What is the number of lines containing the string "dotted"? Answer with the number only.
##### Entries #####
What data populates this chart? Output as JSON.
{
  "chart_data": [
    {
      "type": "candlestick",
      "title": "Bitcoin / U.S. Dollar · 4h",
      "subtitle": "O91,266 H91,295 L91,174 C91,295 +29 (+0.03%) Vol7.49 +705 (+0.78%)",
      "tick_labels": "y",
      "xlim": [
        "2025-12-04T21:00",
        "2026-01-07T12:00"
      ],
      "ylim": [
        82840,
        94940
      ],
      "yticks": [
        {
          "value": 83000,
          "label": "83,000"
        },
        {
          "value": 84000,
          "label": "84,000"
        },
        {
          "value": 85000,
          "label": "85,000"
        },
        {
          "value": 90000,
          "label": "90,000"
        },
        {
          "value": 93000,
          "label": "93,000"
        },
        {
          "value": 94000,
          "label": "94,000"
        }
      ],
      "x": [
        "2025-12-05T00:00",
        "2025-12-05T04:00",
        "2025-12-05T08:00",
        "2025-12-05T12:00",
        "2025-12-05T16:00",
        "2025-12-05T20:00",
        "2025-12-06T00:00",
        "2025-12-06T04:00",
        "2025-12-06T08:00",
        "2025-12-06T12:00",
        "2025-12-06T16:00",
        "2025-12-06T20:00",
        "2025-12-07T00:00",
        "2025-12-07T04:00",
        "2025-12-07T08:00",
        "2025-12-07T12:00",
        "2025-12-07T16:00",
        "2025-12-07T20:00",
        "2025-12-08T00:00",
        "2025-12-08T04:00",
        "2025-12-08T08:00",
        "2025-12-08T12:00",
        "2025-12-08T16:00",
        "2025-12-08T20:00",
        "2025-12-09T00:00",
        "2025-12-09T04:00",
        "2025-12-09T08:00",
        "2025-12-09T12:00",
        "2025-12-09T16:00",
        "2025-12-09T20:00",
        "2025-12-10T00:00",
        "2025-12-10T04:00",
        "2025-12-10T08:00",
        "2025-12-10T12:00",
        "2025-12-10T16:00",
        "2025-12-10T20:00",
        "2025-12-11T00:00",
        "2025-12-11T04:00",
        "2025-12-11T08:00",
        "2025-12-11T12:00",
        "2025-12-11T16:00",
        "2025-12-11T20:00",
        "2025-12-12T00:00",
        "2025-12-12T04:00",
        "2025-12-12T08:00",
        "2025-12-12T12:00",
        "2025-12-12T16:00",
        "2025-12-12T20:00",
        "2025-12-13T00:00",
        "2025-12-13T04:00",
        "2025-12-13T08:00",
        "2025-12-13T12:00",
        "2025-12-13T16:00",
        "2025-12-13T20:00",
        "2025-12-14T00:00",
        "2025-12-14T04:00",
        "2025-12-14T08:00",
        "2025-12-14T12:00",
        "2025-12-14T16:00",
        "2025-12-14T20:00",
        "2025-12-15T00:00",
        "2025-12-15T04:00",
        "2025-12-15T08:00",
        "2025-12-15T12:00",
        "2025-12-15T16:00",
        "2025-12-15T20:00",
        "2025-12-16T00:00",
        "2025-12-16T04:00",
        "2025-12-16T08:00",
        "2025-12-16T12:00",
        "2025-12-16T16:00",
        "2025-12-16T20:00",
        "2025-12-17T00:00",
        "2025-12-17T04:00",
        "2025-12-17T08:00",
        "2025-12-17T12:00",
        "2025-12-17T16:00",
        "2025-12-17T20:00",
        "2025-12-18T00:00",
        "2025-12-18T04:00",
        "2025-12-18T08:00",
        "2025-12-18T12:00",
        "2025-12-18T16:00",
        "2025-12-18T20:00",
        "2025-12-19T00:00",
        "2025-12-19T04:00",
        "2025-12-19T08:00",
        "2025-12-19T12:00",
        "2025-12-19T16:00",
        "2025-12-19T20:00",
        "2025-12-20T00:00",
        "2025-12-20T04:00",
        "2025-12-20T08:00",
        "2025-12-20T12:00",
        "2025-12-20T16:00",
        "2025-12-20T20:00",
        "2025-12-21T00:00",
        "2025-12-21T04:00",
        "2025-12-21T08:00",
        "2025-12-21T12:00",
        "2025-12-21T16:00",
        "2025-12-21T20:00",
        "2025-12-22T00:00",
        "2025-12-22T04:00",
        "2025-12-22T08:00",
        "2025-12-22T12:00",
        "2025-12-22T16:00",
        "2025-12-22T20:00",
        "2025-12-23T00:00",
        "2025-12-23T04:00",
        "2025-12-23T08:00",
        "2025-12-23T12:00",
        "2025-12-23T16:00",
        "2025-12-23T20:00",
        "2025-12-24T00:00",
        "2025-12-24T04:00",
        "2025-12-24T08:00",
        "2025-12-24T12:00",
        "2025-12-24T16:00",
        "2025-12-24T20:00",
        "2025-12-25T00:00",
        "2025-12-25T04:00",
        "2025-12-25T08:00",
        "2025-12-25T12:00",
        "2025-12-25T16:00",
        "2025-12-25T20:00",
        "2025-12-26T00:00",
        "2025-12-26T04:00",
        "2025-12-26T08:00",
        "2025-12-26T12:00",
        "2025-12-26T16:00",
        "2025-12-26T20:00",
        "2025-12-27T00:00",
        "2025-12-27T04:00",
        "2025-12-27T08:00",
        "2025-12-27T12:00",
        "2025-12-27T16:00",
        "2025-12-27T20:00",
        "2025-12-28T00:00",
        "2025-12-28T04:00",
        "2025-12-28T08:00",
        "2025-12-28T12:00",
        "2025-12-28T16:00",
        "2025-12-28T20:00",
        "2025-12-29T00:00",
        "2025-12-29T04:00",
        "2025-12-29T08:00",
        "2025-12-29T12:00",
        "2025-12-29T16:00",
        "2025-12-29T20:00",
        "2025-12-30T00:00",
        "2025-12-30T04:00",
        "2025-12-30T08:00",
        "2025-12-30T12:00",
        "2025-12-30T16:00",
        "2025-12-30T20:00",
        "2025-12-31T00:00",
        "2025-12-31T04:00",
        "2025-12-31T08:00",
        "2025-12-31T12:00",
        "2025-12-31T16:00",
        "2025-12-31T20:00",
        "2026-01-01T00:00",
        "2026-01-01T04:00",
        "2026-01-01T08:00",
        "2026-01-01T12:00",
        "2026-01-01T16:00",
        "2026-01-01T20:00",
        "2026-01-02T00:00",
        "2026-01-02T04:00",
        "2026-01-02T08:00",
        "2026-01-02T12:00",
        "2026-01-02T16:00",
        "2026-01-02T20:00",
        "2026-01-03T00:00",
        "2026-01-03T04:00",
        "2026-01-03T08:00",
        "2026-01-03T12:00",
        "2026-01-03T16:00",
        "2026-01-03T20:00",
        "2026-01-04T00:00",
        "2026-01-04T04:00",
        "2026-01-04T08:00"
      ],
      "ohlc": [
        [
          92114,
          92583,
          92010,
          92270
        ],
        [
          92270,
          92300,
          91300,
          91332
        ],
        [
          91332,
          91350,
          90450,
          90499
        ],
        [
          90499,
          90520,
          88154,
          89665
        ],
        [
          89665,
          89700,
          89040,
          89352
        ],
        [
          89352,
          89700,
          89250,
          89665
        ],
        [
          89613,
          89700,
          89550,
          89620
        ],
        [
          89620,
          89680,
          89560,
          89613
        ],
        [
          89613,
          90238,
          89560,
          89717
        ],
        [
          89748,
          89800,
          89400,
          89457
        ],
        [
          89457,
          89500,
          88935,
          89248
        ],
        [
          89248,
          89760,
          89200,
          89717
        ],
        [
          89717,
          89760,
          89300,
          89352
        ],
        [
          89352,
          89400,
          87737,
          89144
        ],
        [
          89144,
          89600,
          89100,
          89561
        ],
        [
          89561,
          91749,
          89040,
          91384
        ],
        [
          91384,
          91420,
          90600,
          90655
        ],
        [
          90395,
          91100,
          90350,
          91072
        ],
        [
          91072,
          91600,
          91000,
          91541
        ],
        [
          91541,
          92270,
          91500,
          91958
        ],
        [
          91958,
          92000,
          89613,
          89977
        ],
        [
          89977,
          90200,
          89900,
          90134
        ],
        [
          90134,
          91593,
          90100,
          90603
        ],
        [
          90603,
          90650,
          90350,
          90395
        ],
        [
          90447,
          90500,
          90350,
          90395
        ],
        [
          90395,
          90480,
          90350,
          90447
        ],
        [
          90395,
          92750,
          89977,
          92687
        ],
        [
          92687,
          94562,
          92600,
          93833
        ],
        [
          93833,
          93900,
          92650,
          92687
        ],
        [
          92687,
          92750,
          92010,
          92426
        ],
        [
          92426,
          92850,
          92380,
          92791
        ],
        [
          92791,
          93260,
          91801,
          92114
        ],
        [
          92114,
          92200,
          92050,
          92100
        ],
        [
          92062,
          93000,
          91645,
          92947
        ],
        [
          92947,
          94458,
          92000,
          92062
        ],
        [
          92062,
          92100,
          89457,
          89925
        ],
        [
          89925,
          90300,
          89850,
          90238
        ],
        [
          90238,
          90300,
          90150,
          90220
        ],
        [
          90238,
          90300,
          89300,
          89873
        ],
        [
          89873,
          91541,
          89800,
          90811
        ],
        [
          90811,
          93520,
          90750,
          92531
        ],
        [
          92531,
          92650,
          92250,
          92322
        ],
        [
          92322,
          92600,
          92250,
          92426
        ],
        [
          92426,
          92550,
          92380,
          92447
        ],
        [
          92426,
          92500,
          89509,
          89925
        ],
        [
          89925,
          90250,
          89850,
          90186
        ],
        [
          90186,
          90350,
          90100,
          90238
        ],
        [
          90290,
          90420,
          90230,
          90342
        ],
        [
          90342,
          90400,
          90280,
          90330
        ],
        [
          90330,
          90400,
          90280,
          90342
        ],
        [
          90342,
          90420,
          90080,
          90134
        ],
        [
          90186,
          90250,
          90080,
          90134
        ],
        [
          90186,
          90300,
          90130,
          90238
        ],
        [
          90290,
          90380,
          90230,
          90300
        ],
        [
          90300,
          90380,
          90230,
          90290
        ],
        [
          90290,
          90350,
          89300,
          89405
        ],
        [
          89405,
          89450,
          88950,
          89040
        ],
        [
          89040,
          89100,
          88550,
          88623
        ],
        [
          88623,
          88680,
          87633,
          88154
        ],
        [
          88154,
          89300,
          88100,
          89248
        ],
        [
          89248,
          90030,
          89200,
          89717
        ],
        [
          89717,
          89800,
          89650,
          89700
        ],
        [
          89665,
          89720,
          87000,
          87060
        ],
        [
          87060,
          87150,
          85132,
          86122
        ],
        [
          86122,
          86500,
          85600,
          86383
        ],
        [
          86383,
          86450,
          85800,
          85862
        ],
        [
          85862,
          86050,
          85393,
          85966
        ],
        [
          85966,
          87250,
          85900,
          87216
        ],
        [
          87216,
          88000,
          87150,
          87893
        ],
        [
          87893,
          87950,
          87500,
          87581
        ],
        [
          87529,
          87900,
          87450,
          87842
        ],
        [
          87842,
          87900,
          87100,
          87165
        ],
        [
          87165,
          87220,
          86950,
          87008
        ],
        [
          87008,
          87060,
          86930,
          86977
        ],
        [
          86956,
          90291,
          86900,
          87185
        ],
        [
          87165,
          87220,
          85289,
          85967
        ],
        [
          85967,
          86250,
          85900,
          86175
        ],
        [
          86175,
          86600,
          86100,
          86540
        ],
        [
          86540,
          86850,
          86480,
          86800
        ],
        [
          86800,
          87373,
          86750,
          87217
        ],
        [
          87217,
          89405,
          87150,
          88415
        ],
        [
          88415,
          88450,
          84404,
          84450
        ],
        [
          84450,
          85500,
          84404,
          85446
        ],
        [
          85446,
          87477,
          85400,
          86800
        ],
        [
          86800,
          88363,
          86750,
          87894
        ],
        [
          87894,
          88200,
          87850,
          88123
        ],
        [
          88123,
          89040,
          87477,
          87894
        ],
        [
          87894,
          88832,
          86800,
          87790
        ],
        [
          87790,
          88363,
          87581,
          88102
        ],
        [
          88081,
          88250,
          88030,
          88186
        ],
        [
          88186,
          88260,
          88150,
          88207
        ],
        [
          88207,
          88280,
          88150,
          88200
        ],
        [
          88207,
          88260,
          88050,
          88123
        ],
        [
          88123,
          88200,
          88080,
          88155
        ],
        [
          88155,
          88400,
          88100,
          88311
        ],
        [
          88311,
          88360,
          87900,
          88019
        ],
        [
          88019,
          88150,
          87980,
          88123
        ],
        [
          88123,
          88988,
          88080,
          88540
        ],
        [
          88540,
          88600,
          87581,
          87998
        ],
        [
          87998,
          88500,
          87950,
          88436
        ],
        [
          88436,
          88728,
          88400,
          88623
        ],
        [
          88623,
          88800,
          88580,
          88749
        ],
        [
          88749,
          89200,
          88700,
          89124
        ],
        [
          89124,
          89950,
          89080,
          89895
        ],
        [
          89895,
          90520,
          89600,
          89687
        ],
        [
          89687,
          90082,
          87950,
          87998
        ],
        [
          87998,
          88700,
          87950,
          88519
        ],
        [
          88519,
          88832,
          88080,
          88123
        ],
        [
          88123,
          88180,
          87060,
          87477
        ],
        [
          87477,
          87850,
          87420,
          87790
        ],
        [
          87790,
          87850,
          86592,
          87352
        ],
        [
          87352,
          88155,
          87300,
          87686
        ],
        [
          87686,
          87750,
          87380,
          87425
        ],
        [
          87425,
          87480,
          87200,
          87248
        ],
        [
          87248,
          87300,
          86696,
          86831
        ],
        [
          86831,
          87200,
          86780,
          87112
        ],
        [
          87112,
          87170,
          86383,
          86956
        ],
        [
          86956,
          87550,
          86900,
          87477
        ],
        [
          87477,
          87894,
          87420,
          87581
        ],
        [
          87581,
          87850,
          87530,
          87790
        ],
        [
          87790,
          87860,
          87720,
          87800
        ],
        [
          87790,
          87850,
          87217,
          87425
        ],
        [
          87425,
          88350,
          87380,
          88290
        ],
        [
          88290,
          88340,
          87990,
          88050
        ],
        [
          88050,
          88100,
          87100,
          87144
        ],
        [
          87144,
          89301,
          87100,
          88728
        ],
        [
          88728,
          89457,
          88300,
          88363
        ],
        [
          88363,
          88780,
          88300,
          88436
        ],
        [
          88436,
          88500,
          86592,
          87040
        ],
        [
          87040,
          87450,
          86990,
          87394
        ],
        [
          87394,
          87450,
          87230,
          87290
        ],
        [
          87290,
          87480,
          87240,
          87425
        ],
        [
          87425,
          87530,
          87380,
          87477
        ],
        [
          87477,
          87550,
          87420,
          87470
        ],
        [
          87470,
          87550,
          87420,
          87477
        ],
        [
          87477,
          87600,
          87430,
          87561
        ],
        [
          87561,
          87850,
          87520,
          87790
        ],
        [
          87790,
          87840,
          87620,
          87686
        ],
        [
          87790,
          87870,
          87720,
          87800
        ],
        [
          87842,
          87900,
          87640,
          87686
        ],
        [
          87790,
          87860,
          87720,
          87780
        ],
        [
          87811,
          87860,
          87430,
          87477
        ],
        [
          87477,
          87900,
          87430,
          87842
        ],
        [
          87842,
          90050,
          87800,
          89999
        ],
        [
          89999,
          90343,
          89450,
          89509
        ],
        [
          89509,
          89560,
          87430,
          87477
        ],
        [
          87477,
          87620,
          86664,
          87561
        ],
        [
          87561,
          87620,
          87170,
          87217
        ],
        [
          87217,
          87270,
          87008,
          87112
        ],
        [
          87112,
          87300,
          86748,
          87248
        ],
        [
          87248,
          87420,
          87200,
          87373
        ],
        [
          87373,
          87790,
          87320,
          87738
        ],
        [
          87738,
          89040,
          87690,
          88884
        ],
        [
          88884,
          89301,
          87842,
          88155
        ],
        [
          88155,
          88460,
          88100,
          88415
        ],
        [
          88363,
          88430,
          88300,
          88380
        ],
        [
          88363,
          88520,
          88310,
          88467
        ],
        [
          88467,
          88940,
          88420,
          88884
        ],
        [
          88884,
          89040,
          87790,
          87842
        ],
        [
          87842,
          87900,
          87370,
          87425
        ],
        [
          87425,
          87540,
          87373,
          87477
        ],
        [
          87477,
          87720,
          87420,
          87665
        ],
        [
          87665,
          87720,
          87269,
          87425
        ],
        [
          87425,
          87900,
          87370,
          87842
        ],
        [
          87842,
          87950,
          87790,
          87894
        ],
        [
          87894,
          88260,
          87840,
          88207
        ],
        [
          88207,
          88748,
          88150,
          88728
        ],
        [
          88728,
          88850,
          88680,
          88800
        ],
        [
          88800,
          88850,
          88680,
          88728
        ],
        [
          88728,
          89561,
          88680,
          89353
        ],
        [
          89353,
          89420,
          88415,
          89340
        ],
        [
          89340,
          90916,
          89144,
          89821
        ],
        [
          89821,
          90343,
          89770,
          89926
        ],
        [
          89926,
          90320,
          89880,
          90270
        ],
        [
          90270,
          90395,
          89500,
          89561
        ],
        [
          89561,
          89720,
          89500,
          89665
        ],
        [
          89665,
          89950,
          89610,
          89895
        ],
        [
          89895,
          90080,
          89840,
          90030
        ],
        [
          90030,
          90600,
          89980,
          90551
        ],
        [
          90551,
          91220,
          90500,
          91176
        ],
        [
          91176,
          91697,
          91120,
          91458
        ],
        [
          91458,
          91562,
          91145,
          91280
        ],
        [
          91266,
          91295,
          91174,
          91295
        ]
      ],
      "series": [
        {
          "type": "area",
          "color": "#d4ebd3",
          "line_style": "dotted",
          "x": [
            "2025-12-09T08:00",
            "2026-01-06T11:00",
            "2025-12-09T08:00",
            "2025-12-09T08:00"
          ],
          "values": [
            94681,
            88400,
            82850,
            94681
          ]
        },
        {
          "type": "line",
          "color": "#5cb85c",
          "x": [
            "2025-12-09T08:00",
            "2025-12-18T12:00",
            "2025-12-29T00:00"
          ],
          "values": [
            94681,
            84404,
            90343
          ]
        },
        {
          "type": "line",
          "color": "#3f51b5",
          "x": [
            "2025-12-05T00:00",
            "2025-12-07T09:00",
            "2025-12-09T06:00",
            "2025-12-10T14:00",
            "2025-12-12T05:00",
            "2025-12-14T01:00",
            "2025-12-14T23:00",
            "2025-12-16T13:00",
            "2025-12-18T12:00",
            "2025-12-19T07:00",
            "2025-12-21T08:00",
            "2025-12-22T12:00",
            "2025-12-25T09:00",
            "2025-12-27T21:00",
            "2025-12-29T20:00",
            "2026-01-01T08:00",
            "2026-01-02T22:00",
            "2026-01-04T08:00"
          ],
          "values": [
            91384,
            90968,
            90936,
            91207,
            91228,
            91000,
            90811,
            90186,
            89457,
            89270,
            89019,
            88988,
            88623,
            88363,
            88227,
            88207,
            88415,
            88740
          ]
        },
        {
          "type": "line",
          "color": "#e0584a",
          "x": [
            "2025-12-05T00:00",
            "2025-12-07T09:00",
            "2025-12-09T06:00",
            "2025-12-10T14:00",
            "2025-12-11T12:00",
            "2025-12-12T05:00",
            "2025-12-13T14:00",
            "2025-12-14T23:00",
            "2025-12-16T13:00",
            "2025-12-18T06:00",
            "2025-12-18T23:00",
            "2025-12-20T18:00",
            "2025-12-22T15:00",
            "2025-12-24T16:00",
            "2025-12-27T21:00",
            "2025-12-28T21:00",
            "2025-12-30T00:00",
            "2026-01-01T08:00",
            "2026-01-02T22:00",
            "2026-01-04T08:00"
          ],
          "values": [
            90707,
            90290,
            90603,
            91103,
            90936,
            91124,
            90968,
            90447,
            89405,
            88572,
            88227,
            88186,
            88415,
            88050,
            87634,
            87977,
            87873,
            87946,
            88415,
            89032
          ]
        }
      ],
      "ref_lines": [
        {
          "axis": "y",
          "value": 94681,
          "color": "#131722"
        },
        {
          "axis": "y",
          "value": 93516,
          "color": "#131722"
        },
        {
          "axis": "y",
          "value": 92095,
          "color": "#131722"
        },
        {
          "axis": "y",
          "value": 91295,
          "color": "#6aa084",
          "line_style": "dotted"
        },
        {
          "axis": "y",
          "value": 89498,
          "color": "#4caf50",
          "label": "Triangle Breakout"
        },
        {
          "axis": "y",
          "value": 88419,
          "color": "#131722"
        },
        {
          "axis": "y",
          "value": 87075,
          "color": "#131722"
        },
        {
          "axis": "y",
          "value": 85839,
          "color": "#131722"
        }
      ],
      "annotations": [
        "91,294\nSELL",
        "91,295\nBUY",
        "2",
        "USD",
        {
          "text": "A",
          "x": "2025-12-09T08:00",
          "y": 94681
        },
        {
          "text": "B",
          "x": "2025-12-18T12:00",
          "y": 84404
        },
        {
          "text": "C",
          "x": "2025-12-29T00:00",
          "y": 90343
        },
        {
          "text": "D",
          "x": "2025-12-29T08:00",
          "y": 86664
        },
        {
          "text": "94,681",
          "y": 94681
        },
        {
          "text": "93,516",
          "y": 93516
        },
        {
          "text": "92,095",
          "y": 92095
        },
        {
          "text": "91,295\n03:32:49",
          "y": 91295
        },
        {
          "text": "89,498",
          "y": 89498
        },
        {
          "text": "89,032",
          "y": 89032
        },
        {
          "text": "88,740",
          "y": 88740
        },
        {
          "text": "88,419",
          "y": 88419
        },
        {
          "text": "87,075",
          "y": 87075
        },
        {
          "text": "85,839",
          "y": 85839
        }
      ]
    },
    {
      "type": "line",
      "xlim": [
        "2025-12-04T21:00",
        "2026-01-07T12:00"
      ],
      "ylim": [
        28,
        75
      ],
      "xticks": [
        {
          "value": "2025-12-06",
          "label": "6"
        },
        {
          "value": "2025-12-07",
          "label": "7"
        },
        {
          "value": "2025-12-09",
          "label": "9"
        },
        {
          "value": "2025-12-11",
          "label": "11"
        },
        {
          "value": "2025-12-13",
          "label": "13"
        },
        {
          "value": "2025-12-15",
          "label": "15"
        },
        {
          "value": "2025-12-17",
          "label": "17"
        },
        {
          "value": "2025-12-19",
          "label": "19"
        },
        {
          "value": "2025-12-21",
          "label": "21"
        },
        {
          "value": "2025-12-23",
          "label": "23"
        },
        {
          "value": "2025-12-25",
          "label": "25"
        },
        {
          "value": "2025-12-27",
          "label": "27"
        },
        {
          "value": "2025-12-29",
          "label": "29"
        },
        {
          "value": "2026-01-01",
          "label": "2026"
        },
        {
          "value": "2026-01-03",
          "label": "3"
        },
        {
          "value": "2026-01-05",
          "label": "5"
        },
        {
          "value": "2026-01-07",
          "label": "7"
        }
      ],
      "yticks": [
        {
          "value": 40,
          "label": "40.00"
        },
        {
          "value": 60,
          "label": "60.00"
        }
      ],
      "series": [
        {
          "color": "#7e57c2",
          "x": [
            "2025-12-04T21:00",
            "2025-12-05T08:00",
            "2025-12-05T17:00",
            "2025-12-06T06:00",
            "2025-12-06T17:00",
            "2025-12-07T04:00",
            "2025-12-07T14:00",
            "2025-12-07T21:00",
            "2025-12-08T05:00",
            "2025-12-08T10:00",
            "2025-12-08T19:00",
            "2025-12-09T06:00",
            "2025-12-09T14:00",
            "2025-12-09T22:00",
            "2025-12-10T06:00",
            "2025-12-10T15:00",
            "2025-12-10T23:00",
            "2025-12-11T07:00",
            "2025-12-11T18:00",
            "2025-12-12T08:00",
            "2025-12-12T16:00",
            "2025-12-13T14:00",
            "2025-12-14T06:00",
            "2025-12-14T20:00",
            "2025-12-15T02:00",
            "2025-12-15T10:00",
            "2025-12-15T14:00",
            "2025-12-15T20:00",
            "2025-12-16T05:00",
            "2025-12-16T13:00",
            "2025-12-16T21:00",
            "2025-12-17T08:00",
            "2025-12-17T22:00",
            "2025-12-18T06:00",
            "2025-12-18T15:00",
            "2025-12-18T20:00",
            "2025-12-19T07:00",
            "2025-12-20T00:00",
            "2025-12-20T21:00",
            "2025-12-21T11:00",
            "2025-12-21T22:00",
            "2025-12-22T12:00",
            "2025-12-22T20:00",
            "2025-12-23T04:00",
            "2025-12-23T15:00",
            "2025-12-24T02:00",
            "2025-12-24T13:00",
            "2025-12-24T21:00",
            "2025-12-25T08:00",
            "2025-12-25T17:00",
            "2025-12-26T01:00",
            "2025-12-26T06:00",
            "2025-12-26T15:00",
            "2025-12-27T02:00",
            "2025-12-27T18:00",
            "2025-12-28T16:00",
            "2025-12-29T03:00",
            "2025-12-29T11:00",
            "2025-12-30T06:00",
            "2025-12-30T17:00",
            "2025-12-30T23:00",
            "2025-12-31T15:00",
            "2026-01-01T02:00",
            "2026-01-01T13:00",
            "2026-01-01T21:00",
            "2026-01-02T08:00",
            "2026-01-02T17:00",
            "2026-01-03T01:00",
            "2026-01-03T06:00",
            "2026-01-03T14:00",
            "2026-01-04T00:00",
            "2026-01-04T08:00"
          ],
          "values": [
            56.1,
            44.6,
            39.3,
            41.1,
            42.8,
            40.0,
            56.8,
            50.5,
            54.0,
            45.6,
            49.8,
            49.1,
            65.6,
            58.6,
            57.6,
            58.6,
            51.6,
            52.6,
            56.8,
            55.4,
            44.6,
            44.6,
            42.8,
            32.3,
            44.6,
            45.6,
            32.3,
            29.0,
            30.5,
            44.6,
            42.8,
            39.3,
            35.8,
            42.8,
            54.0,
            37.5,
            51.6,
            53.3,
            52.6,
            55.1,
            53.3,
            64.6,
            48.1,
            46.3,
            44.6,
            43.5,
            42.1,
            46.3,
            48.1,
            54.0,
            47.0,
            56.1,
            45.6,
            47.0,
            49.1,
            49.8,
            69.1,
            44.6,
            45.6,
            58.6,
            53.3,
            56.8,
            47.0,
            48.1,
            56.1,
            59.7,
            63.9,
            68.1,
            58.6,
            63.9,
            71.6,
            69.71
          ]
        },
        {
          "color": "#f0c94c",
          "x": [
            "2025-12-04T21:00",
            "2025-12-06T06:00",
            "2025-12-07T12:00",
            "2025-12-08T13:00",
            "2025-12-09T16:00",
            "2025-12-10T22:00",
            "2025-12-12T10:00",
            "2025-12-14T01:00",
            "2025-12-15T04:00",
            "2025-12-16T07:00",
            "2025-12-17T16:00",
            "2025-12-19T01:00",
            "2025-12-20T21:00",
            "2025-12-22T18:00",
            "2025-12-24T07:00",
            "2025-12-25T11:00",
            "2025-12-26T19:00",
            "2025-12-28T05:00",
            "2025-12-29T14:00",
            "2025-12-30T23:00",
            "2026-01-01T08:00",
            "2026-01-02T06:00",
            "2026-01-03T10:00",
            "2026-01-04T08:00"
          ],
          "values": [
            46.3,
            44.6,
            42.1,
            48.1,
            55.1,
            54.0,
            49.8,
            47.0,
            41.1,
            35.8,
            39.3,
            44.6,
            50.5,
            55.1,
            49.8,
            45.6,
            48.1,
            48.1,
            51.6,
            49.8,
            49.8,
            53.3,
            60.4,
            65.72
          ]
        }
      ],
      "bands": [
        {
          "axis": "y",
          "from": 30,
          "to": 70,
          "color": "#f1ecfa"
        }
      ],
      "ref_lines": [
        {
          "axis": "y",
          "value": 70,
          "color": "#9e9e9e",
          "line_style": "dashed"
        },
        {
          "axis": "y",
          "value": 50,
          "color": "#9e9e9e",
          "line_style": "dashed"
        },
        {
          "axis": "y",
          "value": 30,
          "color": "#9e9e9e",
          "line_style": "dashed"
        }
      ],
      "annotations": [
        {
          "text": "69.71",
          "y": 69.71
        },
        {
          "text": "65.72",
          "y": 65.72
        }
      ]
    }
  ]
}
#####
The answer -> 2